Dataset excerpt
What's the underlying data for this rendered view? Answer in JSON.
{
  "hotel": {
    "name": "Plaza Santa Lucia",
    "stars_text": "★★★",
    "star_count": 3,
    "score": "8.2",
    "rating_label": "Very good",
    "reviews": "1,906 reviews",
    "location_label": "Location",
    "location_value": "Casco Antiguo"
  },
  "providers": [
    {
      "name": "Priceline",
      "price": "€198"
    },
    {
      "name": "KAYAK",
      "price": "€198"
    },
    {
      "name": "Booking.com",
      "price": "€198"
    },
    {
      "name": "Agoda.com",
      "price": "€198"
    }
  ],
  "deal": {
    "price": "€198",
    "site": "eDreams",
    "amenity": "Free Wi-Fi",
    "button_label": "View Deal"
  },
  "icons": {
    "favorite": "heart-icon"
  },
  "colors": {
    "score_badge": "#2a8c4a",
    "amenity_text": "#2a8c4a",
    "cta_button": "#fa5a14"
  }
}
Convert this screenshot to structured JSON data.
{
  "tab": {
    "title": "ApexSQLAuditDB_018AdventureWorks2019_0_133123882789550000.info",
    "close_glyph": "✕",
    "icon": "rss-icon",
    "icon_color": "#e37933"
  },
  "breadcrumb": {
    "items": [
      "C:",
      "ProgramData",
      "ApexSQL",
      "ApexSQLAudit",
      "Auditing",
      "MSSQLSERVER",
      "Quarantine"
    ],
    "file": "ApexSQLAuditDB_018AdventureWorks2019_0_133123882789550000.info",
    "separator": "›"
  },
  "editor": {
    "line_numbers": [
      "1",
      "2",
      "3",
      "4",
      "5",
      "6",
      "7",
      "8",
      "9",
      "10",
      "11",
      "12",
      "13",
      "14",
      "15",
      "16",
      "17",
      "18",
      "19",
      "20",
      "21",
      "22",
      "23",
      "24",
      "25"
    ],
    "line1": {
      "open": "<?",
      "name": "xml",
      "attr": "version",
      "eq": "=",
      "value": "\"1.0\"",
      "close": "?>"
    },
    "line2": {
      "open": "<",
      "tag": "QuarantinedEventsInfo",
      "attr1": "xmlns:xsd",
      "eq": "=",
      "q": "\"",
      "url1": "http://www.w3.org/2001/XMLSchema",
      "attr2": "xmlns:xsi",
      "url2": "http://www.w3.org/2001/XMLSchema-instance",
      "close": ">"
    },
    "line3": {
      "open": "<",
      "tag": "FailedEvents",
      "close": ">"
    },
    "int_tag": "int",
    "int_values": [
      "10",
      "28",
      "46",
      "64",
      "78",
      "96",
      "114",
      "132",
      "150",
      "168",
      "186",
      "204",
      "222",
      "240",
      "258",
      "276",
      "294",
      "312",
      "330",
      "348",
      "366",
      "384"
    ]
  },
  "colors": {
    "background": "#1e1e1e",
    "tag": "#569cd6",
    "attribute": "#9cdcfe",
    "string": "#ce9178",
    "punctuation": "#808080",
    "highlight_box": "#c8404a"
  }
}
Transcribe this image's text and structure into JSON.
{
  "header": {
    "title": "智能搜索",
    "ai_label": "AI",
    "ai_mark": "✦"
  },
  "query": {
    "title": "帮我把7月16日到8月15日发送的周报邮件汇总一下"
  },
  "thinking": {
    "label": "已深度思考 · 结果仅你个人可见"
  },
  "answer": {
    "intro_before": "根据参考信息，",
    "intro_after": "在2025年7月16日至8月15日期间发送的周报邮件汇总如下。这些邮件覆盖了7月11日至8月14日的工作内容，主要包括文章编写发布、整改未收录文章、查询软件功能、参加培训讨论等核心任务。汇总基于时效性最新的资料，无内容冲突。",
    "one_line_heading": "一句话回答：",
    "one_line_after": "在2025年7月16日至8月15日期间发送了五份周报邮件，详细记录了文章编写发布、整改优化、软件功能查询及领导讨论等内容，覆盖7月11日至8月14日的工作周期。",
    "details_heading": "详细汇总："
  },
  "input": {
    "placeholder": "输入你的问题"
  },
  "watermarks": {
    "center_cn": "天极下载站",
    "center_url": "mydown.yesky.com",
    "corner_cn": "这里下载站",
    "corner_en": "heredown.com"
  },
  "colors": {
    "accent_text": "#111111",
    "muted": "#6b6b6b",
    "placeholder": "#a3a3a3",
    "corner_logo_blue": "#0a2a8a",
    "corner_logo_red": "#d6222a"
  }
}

**Description of the task**
Look through the entries and find each line that has the string "title". Copy those lines.

**Written solution**
    "title": "ApexSQLAuditDB_018AdventureWorks2019_0_133123882789550000.info",
    "title": "智能搜索",
    "title": "帮我把7月16日到8月15日发送的周报邮件汇总一下"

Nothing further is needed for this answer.